--- start Excerpted data ---
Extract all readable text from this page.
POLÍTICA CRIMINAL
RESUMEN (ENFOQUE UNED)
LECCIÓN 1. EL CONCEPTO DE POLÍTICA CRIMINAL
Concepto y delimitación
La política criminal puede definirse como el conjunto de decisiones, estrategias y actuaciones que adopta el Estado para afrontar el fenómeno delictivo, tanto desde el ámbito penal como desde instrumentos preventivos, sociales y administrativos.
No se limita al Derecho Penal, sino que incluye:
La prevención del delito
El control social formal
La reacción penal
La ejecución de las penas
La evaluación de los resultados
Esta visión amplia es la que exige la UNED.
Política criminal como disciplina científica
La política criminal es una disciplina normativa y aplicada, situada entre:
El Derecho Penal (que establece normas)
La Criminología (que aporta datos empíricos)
--- end Excerpted data ---
* _Problem_
Provide the number of lines in the entries that include "como", and no other text.

* _Answer to this exercise_
2